[WRITTEN TASK]
Set down the whole listing verbatim.

[RAW RECORDS]
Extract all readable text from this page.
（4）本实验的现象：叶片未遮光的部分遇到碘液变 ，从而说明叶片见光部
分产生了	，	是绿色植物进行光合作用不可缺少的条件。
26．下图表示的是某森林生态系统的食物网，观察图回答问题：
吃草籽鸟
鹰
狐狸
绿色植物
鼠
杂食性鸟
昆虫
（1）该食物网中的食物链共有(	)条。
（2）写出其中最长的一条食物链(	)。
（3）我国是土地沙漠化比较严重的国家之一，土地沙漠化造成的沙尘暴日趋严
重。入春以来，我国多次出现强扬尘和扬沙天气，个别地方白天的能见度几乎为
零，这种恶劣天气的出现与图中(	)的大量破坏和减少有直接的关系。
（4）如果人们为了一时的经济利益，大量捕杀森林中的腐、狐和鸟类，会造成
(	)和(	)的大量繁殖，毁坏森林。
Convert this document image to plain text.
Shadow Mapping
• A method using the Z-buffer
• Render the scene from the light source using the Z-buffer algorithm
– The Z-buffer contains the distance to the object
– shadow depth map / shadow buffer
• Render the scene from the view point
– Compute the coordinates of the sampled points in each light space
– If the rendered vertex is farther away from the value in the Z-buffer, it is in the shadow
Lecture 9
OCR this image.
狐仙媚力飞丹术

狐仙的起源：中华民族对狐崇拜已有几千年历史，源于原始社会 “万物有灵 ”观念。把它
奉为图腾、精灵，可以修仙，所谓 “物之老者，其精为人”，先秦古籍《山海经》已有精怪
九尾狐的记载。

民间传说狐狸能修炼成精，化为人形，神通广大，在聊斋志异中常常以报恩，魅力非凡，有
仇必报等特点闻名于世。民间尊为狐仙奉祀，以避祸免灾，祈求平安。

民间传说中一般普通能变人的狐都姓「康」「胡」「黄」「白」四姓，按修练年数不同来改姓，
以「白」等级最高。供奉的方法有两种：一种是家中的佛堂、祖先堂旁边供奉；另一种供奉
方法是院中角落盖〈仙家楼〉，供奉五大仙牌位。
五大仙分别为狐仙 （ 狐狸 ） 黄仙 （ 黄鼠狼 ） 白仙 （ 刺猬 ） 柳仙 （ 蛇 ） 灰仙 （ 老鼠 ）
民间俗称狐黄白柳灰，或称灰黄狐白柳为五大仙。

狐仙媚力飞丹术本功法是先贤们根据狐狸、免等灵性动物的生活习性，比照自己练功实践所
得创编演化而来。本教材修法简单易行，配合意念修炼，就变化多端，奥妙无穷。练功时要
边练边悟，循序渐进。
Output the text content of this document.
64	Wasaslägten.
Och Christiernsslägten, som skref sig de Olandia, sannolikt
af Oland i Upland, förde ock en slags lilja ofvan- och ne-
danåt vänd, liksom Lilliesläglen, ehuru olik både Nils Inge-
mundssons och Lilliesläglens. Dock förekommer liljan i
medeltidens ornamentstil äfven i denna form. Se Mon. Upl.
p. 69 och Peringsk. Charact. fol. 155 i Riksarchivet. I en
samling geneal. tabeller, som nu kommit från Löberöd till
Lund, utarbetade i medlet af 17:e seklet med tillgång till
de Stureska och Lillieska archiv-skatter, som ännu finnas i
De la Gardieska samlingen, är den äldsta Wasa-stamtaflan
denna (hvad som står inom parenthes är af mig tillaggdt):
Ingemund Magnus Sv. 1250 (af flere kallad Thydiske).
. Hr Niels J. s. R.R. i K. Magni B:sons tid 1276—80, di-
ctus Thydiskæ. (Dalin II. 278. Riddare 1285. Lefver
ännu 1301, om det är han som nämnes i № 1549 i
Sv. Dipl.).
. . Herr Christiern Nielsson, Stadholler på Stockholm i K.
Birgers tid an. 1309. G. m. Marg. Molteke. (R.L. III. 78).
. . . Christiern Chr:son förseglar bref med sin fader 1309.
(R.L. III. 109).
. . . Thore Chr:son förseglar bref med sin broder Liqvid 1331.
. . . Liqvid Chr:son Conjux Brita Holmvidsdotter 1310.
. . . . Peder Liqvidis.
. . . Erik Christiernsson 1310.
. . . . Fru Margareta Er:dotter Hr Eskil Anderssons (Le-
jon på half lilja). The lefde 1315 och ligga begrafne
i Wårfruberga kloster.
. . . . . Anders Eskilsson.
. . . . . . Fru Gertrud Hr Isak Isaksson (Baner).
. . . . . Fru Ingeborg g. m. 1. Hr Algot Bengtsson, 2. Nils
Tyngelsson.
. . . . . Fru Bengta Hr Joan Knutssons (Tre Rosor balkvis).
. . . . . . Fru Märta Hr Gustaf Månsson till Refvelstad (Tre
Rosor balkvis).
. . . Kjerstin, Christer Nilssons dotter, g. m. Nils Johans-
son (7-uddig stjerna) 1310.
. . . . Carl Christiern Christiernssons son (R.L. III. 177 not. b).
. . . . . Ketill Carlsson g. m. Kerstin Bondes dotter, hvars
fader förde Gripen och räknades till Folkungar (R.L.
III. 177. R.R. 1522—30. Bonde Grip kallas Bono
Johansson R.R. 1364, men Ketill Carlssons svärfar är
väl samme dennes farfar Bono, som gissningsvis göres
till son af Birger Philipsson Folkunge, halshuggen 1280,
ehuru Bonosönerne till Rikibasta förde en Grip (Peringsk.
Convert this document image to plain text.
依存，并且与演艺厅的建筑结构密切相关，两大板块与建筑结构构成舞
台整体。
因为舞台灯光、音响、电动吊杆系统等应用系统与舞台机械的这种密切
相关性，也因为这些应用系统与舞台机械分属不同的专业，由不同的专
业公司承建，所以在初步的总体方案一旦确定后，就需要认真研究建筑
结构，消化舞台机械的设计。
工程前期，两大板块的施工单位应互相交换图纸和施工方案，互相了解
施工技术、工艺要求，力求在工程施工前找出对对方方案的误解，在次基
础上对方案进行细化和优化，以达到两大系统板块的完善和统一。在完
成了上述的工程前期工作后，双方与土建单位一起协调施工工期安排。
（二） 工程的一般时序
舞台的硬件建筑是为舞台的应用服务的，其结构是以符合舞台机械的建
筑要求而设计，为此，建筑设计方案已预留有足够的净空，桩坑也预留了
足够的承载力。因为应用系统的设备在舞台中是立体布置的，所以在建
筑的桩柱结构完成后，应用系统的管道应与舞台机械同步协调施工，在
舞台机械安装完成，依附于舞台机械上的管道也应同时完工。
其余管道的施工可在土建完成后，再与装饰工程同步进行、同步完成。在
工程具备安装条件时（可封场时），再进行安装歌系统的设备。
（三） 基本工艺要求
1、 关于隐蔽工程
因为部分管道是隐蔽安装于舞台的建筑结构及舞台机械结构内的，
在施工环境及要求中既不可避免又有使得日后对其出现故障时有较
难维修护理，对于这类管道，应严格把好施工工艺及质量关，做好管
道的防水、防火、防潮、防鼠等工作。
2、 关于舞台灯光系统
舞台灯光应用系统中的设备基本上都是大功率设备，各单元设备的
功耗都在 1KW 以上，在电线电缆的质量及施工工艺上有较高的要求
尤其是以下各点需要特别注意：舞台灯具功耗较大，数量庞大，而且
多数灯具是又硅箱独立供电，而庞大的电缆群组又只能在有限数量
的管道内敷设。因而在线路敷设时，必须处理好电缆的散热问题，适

[RESULT]
Extract all readable text from this page.
（4）本实验的现象：叶片未遮光的部分遇到碘液变 ，从而说明叶片见光部
分产生了	，	是绿色植物进行光合作用不可缺少的条件。
26．下图表示的是某森林生态系统的食物网，观察图回答问题：
吃草籽鸟
鹰
狐狸
绿色植物
鼠
杂食性鸟
昆虫
（1）该食物网中的食物链共有(	)条。
（2）写出其中最长的一条食物链(	)。
（3）我国是土地沙漠化比较严重的国家之一，土地沙漠化造成的沙尘暴日趋严
重。入春以来，我国多次出现强扬尘和扬沙天气，个别地方白天的能见度几乎为
零，这种恶劣天气的出现与图中(	)的大量破坏和减少有直接的关系。
（4）如果人们为了一时的经济利益，大量捕杀森林中的腐、狐和鸟类，会造成
(	)和(	)的大量繁殖，毁坏森林。
Convert this document image to plain text.
Shadow Mapping
• A method using the Z-buffer
• Render the scene from the light source using the Z-buffer algorithm
– The Z-buffer contains the distance to the object
– shadow depth map / shadow buffer
• Render the scene from the view point
– Compute the coordinates of the sampled points in each light space
– If the rendered vertex is farther away from the value in the Z-buffer, it is in the shadow
Lecture 9
OCR this image.
狐仙媚力飞丹术

狐仙的起源：中华民族对狐崇拜已有几千年历史，源于原始社会 “万物有灵 ”观念。把它
奉为图腾、精灵，可以修仙，所谓 “物之老者，其精为人”，先秦古籍《山海经》已有精怪
九尾狐的记载。

民间传说狐狸能修炼成精，化为人形，神通广大，在聊斋志异中常常以报恩，魅力非凡，有
仇必报等特点闻名于世。民间尊为狐仙奉祀，以避祸免灾，祈求平安。

民间传说中一般普通能变人的狐都姓「康」「胡」「黄」「白」四姓，按修练年数不同来改姓，
以「白」等级最高。供奉的方法有两种：一种是家中的佛堂、祖先堂旁边供奉；另一种供奉
方法是院中角落盖〈仙家楼〉，供奉五大仙牌位。
五大仙分别为狐仙 （ 狐狸 ） 黄仙 （ 黄鼠狼 ） 白仙 （ 刺猬 ） 柳仙 （ 蛇 ） 灰仙 （ 老鼠 ）
民间俗称狐黄白柳灰，或称灰黄狐白柳为五大仙。

狐仙媚力飞丹术本功法是先贤们根据狐狸、免等灵性动物的生活习性，比照自己练功实践所
得创编演化而来。本教材修法简单易行，配合意念修炼，就变化多端，奥妙无穷。练功时要
边练边悟，循序渐进。
Output the text content of this document.
64	Wasaslägten.
Och Christiernsslägten, som skref sig de Olandia, sannolikt
af Oland i Upland, förde ock en slags lilja ofvan- och ne-
danåt vänd, liksom Lilliesläglen, ehuru olik både Nils Inge-
mundssons och Lilliesläglens. Dock förekommer liljan i
medeltidens ornamentstil äfven i denna form. Se Mon. Upl.
p. 69 och Peringsk. Charact. fol. 155 i Riksarchivet. I en
samling geneal. tabeller, som nu kommit från Löberöd till
Lund, utarbetade i medlet af 17:e seklet med tillgång till
de Stureska och Lillieska archiv-skatter, som ännu finnas i
De la Gardieska samlingen, är den äldsta Wasa-stamtaflan
denna (hvad som står inom parenthes är af mig tillaggdt):
Ingemund Magnus Sv. 1250 (af flere kallad Thydiske).
. Hr Niels J. s. R.R. i K. Magni B:sons tid 1276—80, di-
ctus Thydiskæ. (Dalin II. 278. Riddare 1285. Lefver
ännu 1301, om det är han som nämnes i № 1549 i
Sv. Dipl.).
. . Herr Christiern Nielsson, Stadholler på Stockholm i K.
Birgers tid an. 1309. G. m. Marg. Molteke. (R.L. III. 78).
. . . Christiern Chr:son förseglar bref med sin fader 1309.
(R.L. III. 109).
. . . Thore Chr:son förseglar bref med sin broder Liqvid 1331.
. . . Liqvid Chr:son Conjux Brita Holmvidsdotter 1310.
. . . . Peder Liqvidis.
. . . Erik Christiernsson 1310.
. . . . Fru Margareta Er:dotter Hr Eskil Anderssons (Le-
jon på half lilja). The lefde 1315 och ligga begrafne
i Wårfruberga kloster.
. . . . . Anders Eskilsson.
. . . . . . Fru Gertrud Hr Isak Isaksson (Baner).
. . . . . Fru Ingeborg g. m. 1. Hr Algot Bengtsson, 2. Nils
Tyngelsson.
. . . . . Fru Bengta Hr Joan Knutssons (Tre Rosor balkvis).
. . . . . . Fru Märta Hr Gustaf Månsson till Refvelstad (Tre
Rosor balkvis).
. . . Kjerstin, Christer Nilssons dotter, g. m. Nils Johans-
son (7-uddig stjerna) 1310.
. . . . Carl Christiern Christiernssons son (R.L. III. 177 not. b).
. . . . . Ketill Carlsson g. m. Kerstin Bondes dotter, hvars
fader förde Gripen och räknades till Folkungar (R.L.
III. 177. R.R. 1522—30. Bonde Grip kallas Bono
Johansson R.R. 1364, men Ketill Carlssons svärfar är
väl samme dennes farfar Bono, som gissningsvis göres
till son af Birger Philipsson Folkunge, halshuggen 1280,
ehuru Bonosönerne till Rikibasta förde en Grip (Peringsk.
Convert this document image to plain text.
依存，并且与演艺厅的建筑结构密切相关，两大板块与建筑结构构成舞
台整体。
因为舞台灯光、音响、电动吊杆系统等应用系统与舞台机械的这种密切
相关性，也因为这些应用系统与舞台机械分属不同的专业，由不同的专
业公司承建，所以在初步的总体方案一旦确定后，就需要认真研究建筑
结构，消化舞台机械的设计。
工程前期，两大板块的施工单位应互相交换图纸和施工方案，互相了解
施工技术、工艺要求，力求在工程施工前找出对对方方案的误解，在次基
础上对方案进行细化和优化，以达到两大系统板块的完善和统一。在完
成了上述的工程前期工作后，双方与土建单位一起协调施工工期安排。
（二） 工程的一般时序
舞台的硬件建筑是为舞台的应用服务的，其结构是以符合舞台机械的建
筑要求而设计，为此，建筑设计方案已预留有足够的净空，桩坑也预留了
足够的承载力。因为应用系统的设备在舞台中是立体布置的，所以在建
筑的桩柱结构完成后，应用系统的管道应与舞台机械同步协调施工，在
舞台机械安装完成，依附于舞台机械上的管道也应同时完工。
其余管道的施工可在土建完成后，再与装饰工程同步进行、同步完成。在
工程具备安装条件时（可封场时），再进行安装歌系统的设备。
（三） 基本工艺要求
1、 关于隐蔽工程
因为部分管道是隐蔽安装于舞台的建筑结构及舞台机械结构内的，
在施工环境及要求中既不可避免又有使得日后对其出现故障时有较
难维修护理，对于这类管道，应严格把好施工工艺及质量关，做好管
道的防水、防火、防潮、防鼠等工作。
2、 关于舞台灯光系统
舞台灯光应用系统中的设备基本上都是大功率设备，各单元设备的
功耗都在 1KW 以上，在电线电缆的质量及施工工艺上有较高的要求
尤其是以下各点需要特别注意：舞台灯具功耗较大，数量庞大，而且
多数灯具是又硅箱独立供电，而庞大的电缆群组又只能在有限数量
的管道内敷设。因而在线路敷设时，必须处理好电缆的散热问题，适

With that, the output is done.